## Aim of the task
Transcribe each row below word for word, omitting the pictures.

--

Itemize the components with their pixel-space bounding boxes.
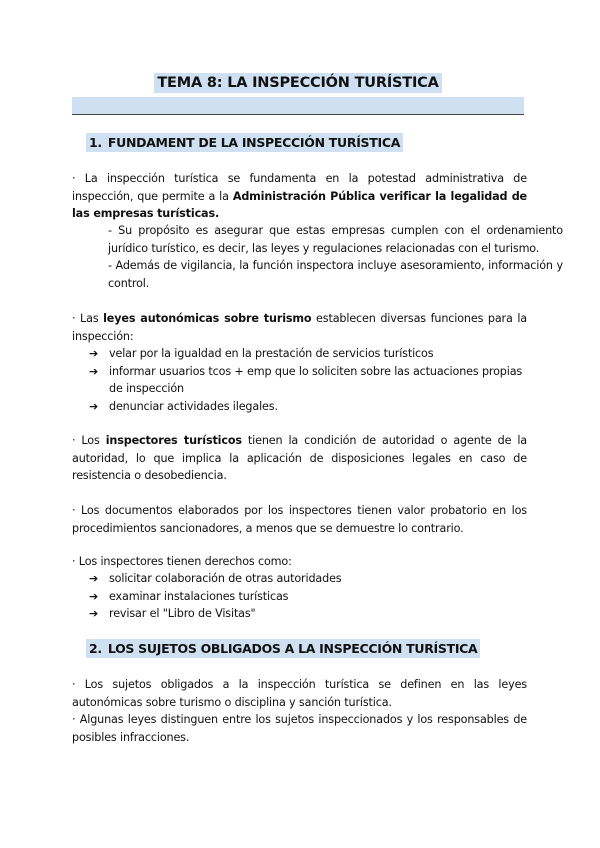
paragraph-text: · Las [72,312,104,325]
list-item [72,398,527,416]
section2-heading-highlight [86,639,480,658]
paragraph-text: · Algunas leyes distinguen entre los sujetos inspeccionados y los responsables de posibles infracciones. [72,713,527,744]
list-item [72,345,527,363]
list-item-text: informar usuarios tcos + emp que lo soliciten sobre las actuaciones propias de inspección [109,364,523,395]
section1-functions-list [72,345,527,415]
section1-rights-list [72,570,527,623]
section1-paragraph-1 [72,170,527,223]
paragraph-text: establecen diversas funciones para la inspección: [72,312,528,343]
paragraph-text: · Los documentos elaborados por los inspectores tienen valor probatorio en los procedimientos sancionadores, a menos que se demuestre lo contrario. [72,504,527,535]
paragraph-text: · Los [72,434,106,447]
arrow-bullet-icon: ➔ [89,572,99,585]
paragraph-text: · La inspección turística se fundamenta en la potestad administrativa de inspección, que permite a la [72,172,527,203]
paragraph-text: tienen la condición de autoridad o agente de la autoridad, lo que implica la aplicación de disposiciones legales en caso de resistencia o desobediencia. [72,434,528,482]
arrow-bullet-icon: ➔ [89,607,99,620]
section2-paragraph-2 [72,711,527,746]
sub-point-text: - Además de vigilancia, la función inspectora incluye asesoramiento, información y control. [108,259,563,290]
list-item-text: solicitar colaboración de otras autoridades [109,572,342,585]
list-item-text: revisar el "Libro de Visitas" [109,607,256,620]
section1-heading [86,135,403,150]
title-underline-bar [72,97,524,115]
arrow-bullet-icon: ➔ [89,589,99,603]
document-title: TEMA 8: LA INSPECCIÓN TURÍSTICA [154,73,441,93]
section2-heading [86,641,480,656]
list-item [72,570,527,588]
section1-paragraph-4 [72,502,527,537]
section1-paragraph-2 [72,310,527,345]
paragraph-bold-text: Administración Pública verificar la legalidad de las empresas turísticas. [72,189,527,220]
list-item [72,588,527,606]
list-item-text: examinar instalaciones turísticas [109,589,289,603]
paragraph-bold-text: leyes autonómicas sobre turismo [103,312,312,325]
list-item-text: velar por la igualdad en la prestación de servicios turísticos [109,347,434,360]
section2-number: 2. [89,641,102,656]
section1-paragraph-3 [72,432,527,485]
list-item [72,363,527,398]
section2-paragraph-1 [72,676,527,711]
paragraph-text: · Los sujetos obligados a la inspección turística se definen en las leyes autonómicas sobre turismo o disciplina y sanción turística. [72,678,527,709]
list-item-text: denunciar actividades ilegales. [109,399,278,413]
arrow-bullet-icon: ➔ [89,399,99,413]
section1-heading-highlight [86,133,403,152]
arrow-bullet-icon: ➔ [89,347,99,360]
section1-paragraph-1-sub-2 [72,257,563,292]
arrow-bullet-icon: ➔ [89,364,99,378]
paragraph-text: · Los inspectores tienen derechos como: [72,555,292,568]
section1-paragraph-1-sub-1 [72,222,563,257]
paragraph-bold-text: inspectores turísticos [105,434,242,447]
section2-heading-text: LOS SUJETOS OBLIGADOS A LA INSPECCIÓN TURÍSTICA [107,641,478,656]
section1-paragraph-5 [72,553,527,571]
title-wrapper [72,72,524,93]
section1-heading-text: FUNDAMENT DE LA INSPECCIÓN TURÍSTICA [107,135,401,150]
section1-number: 1. [89,135,102,150]
list-item [72,605,527,623]
sub-point-text: - Su propósito es asegurar que estas empresas cumplen con el ordenamiento jurídico turístico, es decir, las leyes y regulaciones relacionadas con el turismo. [108,224,563,255]
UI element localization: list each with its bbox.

--

## The result
Itemize the components with their pixel-space bounding boxes.
paragraph-text: · Las [72,312,104,325]
list-item [72,398,527,416]
section2-heading-highlight [86,639,480,658]
paragraph-text: · Algunas leyes distinguen entre los sujetos inspeccionados y los responsables de posibles infracciones. [72,713,527,744]
list-item [72,345,527,363]
list-item-text: informar usuarios tcos + emp que lo soliciten sobre las actuaciones propias de inspección [109,364,523,395]
section1-functions-list [72,345,527,415]
section1-rights-list [72,570,527,623]
section1-paragraph-1 [72,170,527,223]
paragraph-text: establecen diversas funciones para la inspección: [72,312,528,343]
paragraph-text: · Los documentos elaborados por los inspectores tienen valor probatorio en los procedimientos sancionadores, a menos que se demuestre lo contrario. [72,504,527,535]
paragraph-text: · Los [72,434,106,447]
arrow-bullet-icon: ➔ [89,572,99,585]
paragraph-text: · La inspección turística se fundamenta en la potestad administrativa de inspección, que permite a la [72,172,527,203]
paragraph-text: tienen la condición de autoridad o agente de la autoridad, lo que implica la aplicación de disposiciones legales en caso de resistencia o desobediencia. [72,434,528,482]
arrow-bullet-icon: ➔ [89,607,99,620]
section2-paragraph-2 [72,711,527,746]
sub-point-text: - Además de vigilancia, la función inspectora incluye asesoramiento, información y control. [108,259,563,290]
list-item-text: solicitar colaboración de otras autoridades [109,572,342,585]
list-item-text: revisar el "Libro de Visitas" [109,607,256,620]
section1-heading [86,135,403,150]
title-underline-bar [72,97,524,115]
arrow-bullet-icon: ➔ [89,589,99,603]
document-title: TEMA 8: LA INSPECCIÓN TURÍSTICA [154,73,441,93]
section2-heading [86,641,480,656]
list-item [72,570,527,588]
section1-paragraph-4 [72,502,527,537]
section1-paragraph-2 [72,310,527,345]
paragraph-bold-text: Administración Pública verificar la legalidad de las empresas turísticas. [72,189,527,220]
list-item [72,588,527,606]
list-item-text: examinar instalaciones turísticas [109,589,289,603]
paragraph-bold-text: leyes autonómicas sobre turismo [103,312,312,325]
list-item-text: velar por la igualdad en la prestación de servicios turísticos [109,347,434,360]
section2-number: 2. [89,641,102,656]
section1-paragraph-3 [72,432,527,485]
list-item [72,363,527,398]
section2-paragraph-1 [72,676,527,711]
paragraph-text: · Los sujetos obligados a la inspección turística se definen en las leyes autonómicas sobre turismo o disciplina y sanción turística. [72,678,527,709]
list-item-text: denunciar actividades ilegales. [109,399,278,413]
arrow-bullet-icon: ➔ [89,399,99,413]
section1-heading-highlight [86,133,403,152]
arrow-bullet-icon: ➔ [89,347,99,360]
section1-paragraph-1-sub-2 [72,257,563,292]
arrow-bullet-icon: ➔ [89,364,99,378]
paragraph-text: · Los inspectores tienen derechos como: [72,555,292,568]
section1-paragraph-1-sub-1 [72,222,563,257]
paragraph-bold-text: inspectores turísticos [105,434,242,447]
section2-heading-text: LOS SUJETOS OBLIGADOS A LA INSPECCIÓN TURÍSTICA [107,641,478,656]
section1-paragraph-5 [72,553,527,571]
title-wrapper [72,72,524,93]
section1-heading-text: FUNDAMENT DE LA INSPECCIÓN TURÍSTICA [107,135,401,150]
section1-number: 1. [89,135,102,150]
list-item [72,605,527,623]
sub-point-text: - Su propósito es asegurar que estas empresas cumplen con el ordenamiento jurídico turístico, es decir, las leyes y regulaciones relacionadas con el turismo. [108,224,563,255]
UI element localization: list each with its bbox.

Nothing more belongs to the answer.